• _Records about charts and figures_

____

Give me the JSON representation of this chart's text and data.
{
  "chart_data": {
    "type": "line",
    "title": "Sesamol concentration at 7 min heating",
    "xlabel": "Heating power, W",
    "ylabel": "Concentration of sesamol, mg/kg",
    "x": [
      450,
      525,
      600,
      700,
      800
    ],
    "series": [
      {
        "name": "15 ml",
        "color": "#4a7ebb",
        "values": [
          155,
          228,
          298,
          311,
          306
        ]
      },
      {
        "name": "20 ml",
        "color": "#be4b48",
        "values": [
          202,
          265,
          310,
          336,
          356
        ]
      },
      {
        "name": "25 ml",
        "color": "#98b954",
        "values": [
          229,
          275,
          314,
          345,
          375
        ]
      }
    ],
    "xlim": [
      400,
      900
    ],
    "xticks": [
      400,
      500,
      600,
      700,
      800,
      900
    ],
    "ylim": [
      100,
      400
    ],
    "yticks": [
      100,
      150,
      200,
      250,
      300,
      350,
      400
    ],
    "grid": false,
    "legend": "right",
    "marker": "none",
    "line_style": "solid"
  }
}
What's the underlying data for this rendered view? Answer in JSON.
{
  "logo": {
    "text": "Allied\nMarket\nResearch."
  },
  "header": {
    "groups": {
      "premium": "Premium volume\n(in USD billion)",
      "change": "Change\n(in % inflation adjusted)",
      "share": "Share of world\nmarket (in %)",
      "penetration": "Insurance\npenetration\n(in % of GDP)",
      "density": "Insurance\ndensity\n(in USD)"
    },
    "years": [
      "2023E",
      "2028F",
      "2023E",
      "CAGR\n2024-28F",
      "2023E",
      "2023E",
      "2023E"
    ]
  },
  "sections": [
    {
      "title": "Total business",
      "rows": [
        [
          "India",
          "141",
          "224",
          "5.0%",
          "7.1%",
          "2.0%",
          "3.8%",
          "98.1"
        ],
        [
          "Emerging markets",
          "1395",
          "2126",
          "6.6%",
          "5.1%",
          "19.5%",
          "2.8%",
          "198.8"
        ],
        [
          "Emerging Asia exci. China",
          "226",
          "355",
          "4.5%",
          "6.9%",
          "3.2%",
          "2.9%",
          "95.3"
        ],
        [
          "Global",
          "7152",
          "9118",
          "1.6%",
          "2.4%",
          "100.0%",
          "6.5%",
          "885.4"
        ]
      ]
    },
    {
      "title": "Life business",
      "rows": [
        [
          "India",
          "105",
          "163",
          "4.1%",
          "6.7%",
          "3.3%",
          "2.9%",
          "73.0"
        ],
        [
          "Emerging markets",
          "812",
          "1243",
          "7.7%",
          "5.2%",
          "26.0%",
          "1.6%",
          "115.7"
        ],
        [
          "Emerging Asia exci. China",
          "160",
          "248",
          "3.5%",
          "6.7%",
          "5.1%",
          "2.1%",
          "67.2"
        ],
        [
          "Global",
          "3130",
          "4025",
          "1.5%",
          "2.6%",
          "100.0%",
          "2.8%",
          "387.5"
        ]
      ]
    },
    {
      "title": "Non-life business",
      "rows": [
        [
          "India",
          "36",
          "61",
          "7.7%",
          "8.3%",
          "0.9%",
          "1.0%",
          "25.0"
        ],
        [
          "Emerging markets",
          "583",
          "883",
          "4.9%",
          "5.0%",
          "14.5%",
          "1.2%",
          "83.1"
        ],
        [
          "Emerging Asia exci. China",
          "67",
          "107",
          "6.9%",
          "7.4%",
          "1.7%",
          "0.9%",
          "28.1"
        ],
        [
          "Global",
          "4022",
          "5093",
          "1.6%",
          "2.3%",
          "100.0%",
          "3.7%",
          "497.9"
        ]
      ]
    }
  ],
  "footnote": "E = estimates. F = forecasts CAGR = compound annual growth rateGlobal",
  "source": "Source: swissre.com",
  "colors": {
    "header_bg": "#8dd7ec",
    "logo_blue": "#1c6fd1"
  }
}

____

• _GIVEN PROBLEM_
Your task is to print all of the records exactly.

• _REPLY_
Give me the JSON representation of this chart's text and data.
{
  "chart_data": {
    "type": "line",
    "title": "Sesamol concentration at 7 min heating",
    "xlabel": "Heating power, W",
    "ylabel": "Concentration of sesamol, mg/kg",
    "x": [
      450,
      525,
      600,
      700,
      800
    ],
    "series": [
      {
        "name": "15 ml",
        "color": "#4a7ebb",
        "values": [
          155,
          228,
          298,
          311,
          306
        ]
      },
      {
        "name": "20 ml",
        "color": "#be4b48",
        "values": [
          202,
          265,
          310,
          336,
          356
        ]
      },
      {
        "name": "25 ml",
        "color": "#98b954",
        "values": [
          229,
          275,
          314,
          345,
          375
        ]
      }
    ],
    "xlim": [
      400,
      900
    ],
    "xticks": [
      400,
      500,
      600,
      700,
      800,
      900
    ],
    "ylim": [
      100,
      400
    ],
    "yticks": [
      100,
      150,
      200,
      250,
      300,
      350,
      400
    ],
    "grid": false,
    "legend": "right",
    "marker": "none",
    "line_style": "solid"
  }
}
What's the underlying data for this rendered view? Answer in JSON.
{
  "logo": {
    "text": "Allied\nMarket\nResearch."
  },
  "header": {
    "groups": {
      "premium": "Premium volume\n(in USD billion)",
      "change": "Change\n(in % inflation adjusted)",
      "share": "Share of world\nmarket (in %)",
      "penetration": "Insurance\npenetration\n(in % of GDP)",
      "density": "Insurance\ndensity\n(in USD)"
    },
    "years": [
      "2023E",
      "2028F",
      "2023E",
      "CAGR\n2024-28F",
      "2023E",
      "2023E",
      "2023E"
    ]
  },
  "sections": [
    {
      "title": "Total business",
      "rows": [
        [
          "India",
          "141",
          "224",
          "5.0%",
          "7.1%",
          "2.0%",
          "3.8%",
          "98.1"
        ],
        [
          "Emerging markets",
          "1395",
          "2126",
          "6.6%",
          "5.1%",
          "19.5%",
          "2.8%",
          "198.8"
        ],
        [
          "Emerging Asia exci. China",
          "226",
          "355",
          "4.5%",
          "6.9%",
          "3.2%",
          "2.9%",
          "95.3"
        ],
        [
          "Global",
          "7152",
          "9118",
          "1.6%",
          "2.4%",
          "100.0%",
          "6.5%",
          "885.4"
        ]
      ]
    },
    {
      "title": "Life business",
      "rows": [
        [
          "India",
          "105",
          "163",
          "4.1%",
          "6.7%",
          "3.3%",
          "2.9%",
          "73.0"
        ],
        [
          "Emerging markets",
          "812",
          "1243",
          "7.7%",
          "5.2%",
          "26.0%",
          "1.6%",
          "115.7"
        ],
        [
          "Emerging Asia exci. China",
          "160",
          "248",
          "3.5%",
          "6.7%",
          "5.1%",
          "2.1%",
          "67.2"
        ],
        [
          "Global",
          "3130",
          "4025",
          "1.5%",
          "2.6%",
          "100.0%",
          "2.8%",
          "387.5"
        ]
      ]
    },
    {
      "title": "Non-life business",
      "rows": [
        [
          "India",
          "36",
          "61",
          "7.7%",
          "8.3%",
          "0.9%",
          "1.0%",
          "25.0"
        ],
        [
          "Emerging markets",
          "583",
          "883",
          "4.9%",
          "5.0%",
          "14.5%",
          "1.2%",
          "83.1"
        ],
        [
          "Emerging Asia exci. China",
          "67",
          "107",
          "6.9%",
          "7.4%",
          "1.7%",
          "0.9%",
          "28.1"
        ],
        [
          "Global",
          "4022",
          "5093",
          "1.6%",
          "2.3%",
          "100.0%",
          "3.7%",
          "497.9"
        ]
      ]
    }
  ],
  "footnote": "E = estimates. F = forecasts CAGR = compound annual growth rateGlobal",
  "source": "Source: swissre.com",
  "colors": {
    "header_bg": "#8dd7ec",
    "logo_blue": "#1c6fd1"
  }
}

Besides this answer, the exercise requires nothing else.